**Do this:** Restate each of the lines below word for word and drop every picture.

**Supplied material:**
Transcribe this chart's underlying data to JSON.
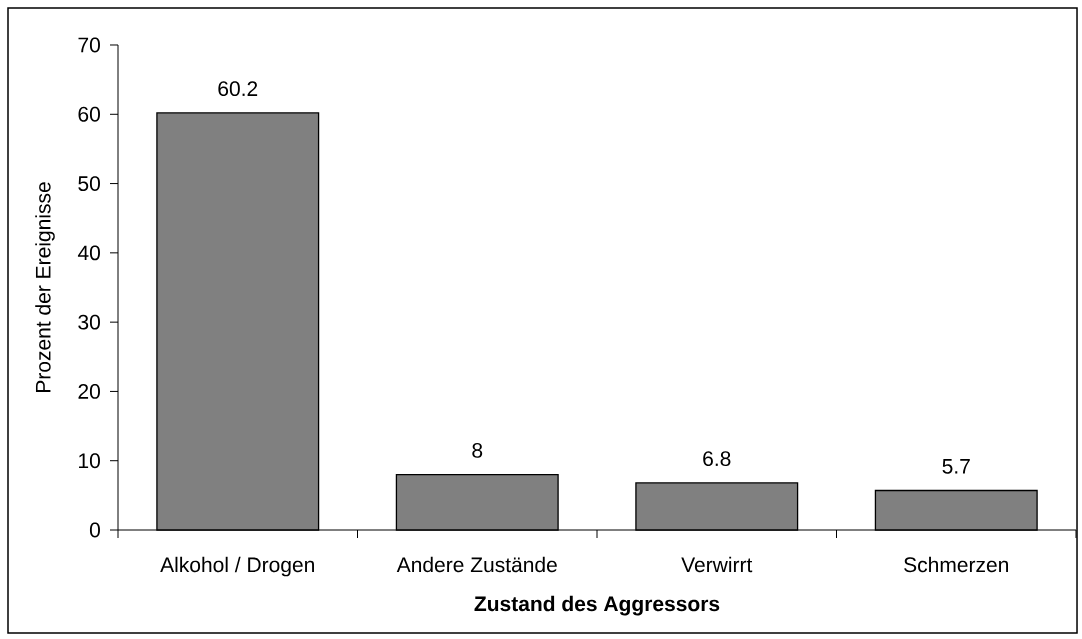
{
  "chart_data": {
    "type": "bar",
    "categories": [
      "Alkohol / Drogen",
      "Andere Zustände",
      "Verwirrt",
      "Schmerzen"
    ],
    "values": [
      60.2,
      8,
      6.8,
      5.7
    ],
    "color": "#808080",
    "xlabel": "Zustand des Aggressors",
    "ylabel": "Prozent der Ereignisse",
    "ylim": [
      0,
      70
    ],
    "yticks": [
      0,
      10,
      20,
      30,
      40,
      50,
      60,
      70
    ],
    "data_labels": true
  }
}
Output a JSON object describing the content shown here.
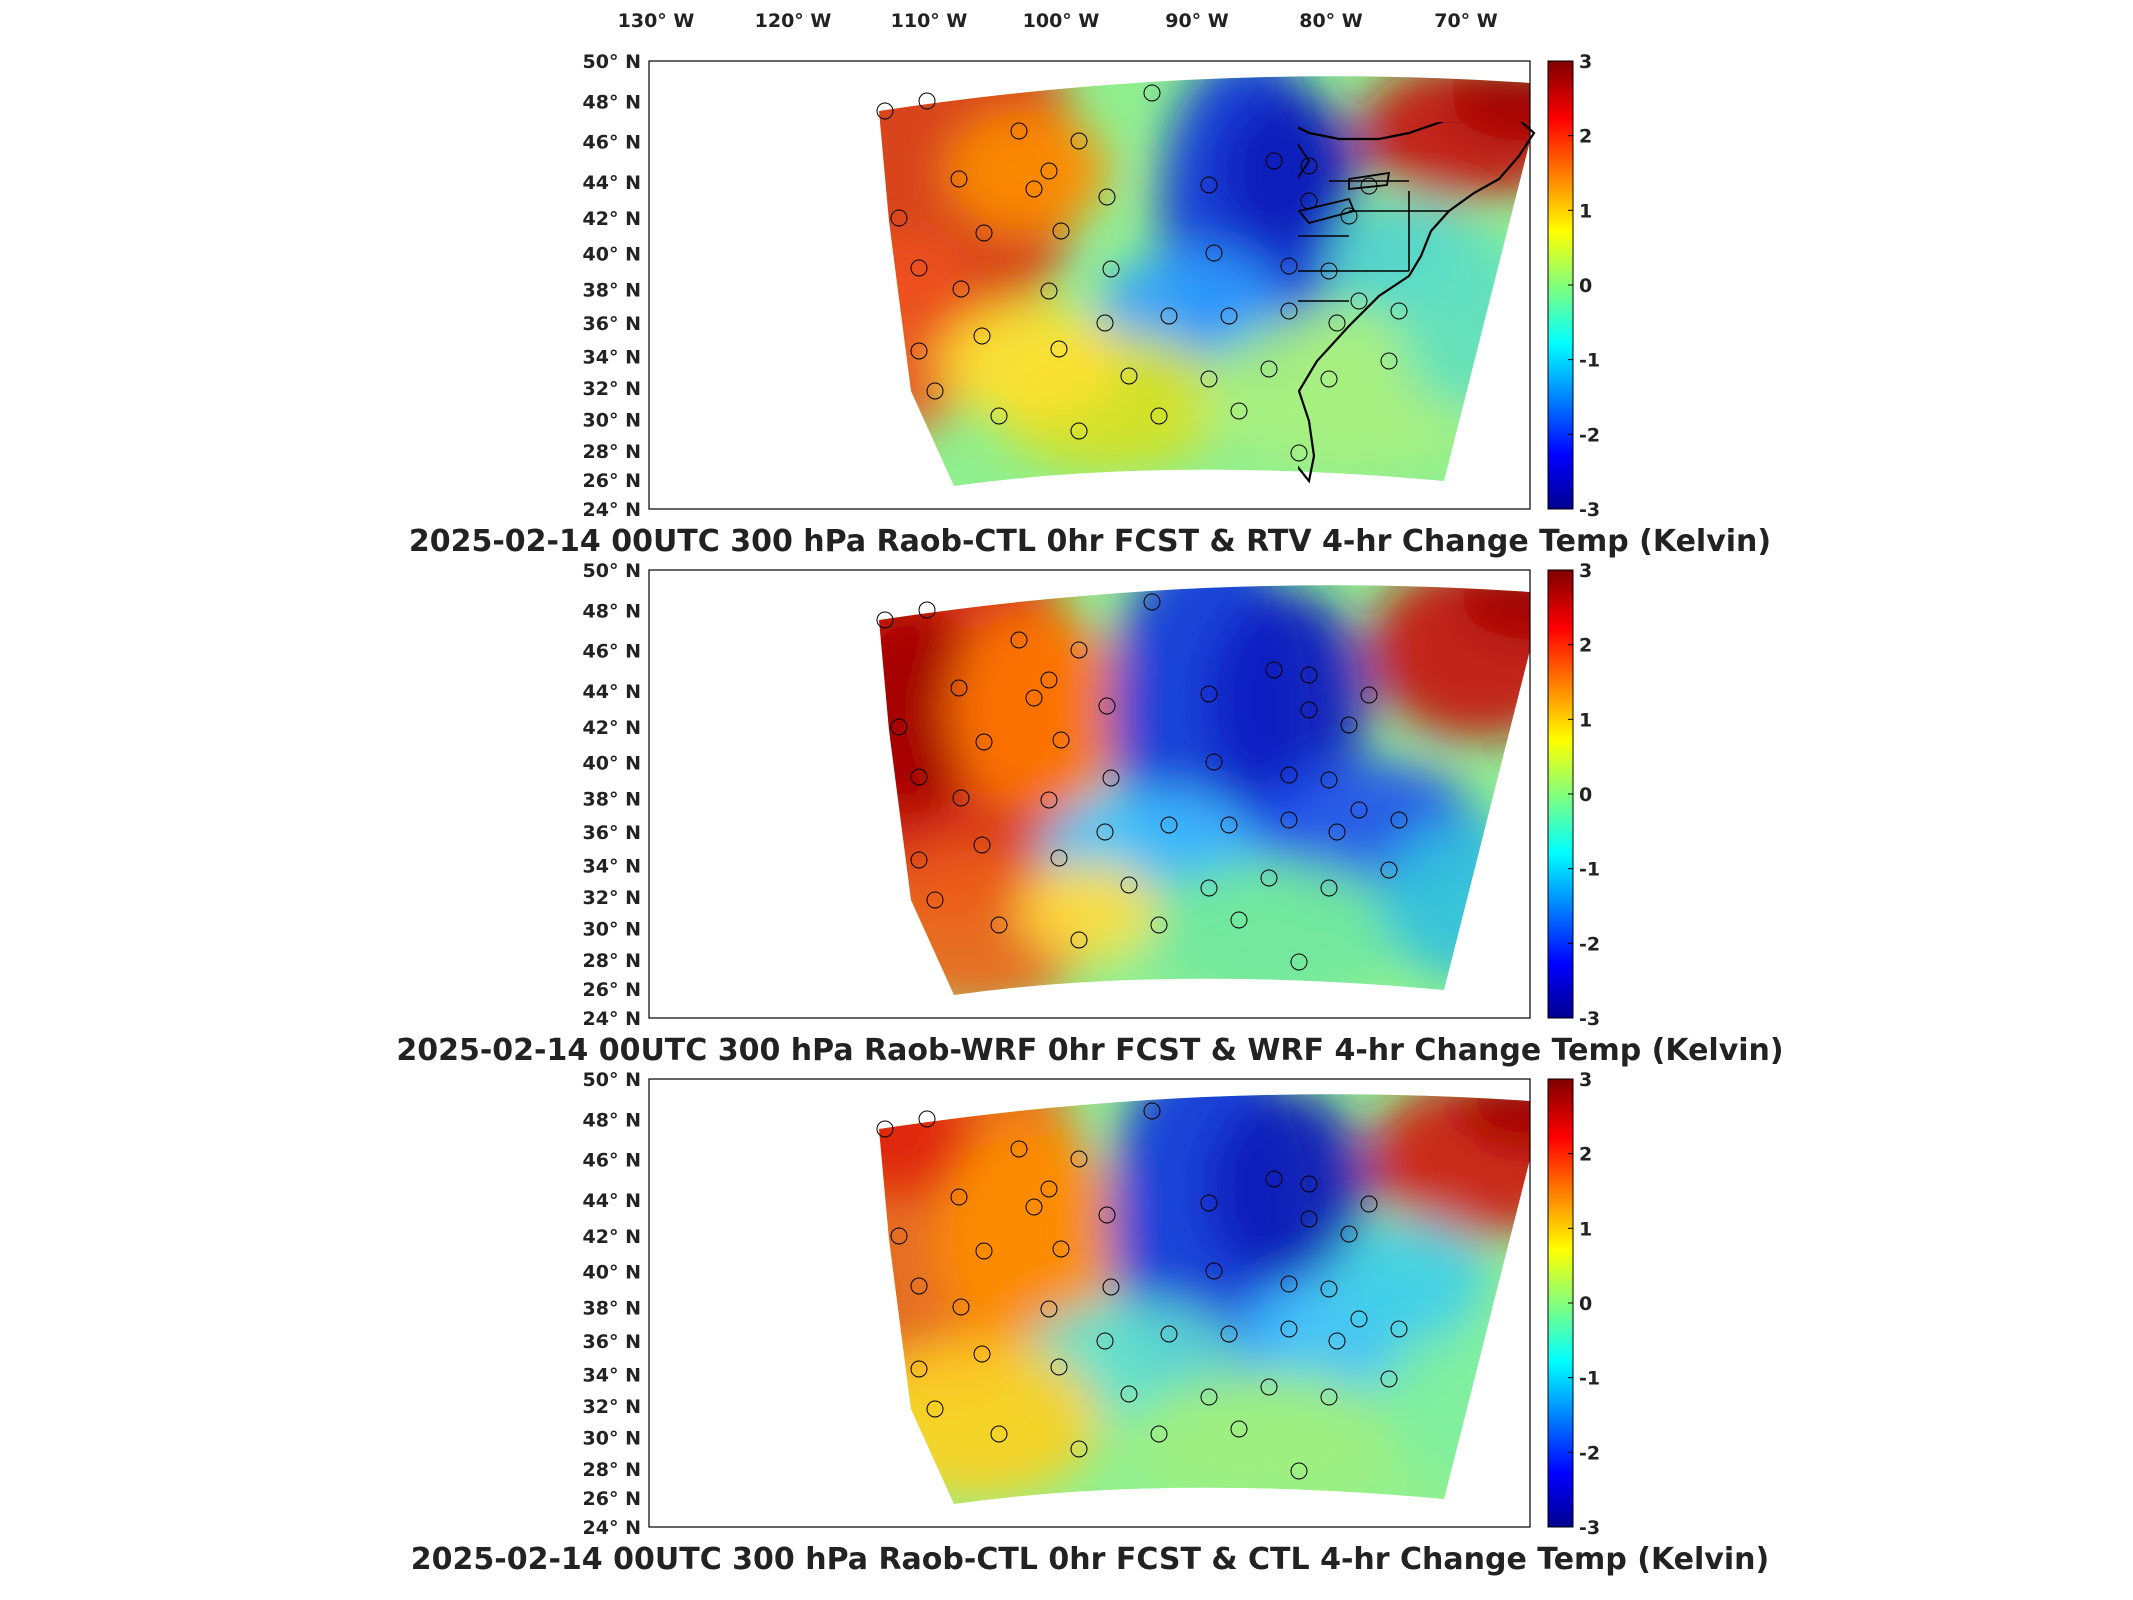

**Correct answer:**
Transcribe this chart's underlying data to JSON.
{
  "chart_data": {
    "type": "bar",
    "categories": [
      "Alkohol / Drogen",
      "Andere Zustände",
      "Verwirrt",
      "Schmerzen"
    ],
    "values": [
      60.2,
      8,
      6.8,
      5.7
    ],
    "color": "#808080",
    "xlabel": "Zustand des Aggressors",
    "ylabel": "Prozent der Ereignisse",
    "ylim": [
      0,
      70
    ],
    "yticks": [
      0,
      10,
      20,
      30,
      40,
      50,
      60,
      70
    ],
    "data_labels": true
  }
}
Output a JSON object describing the content shown here.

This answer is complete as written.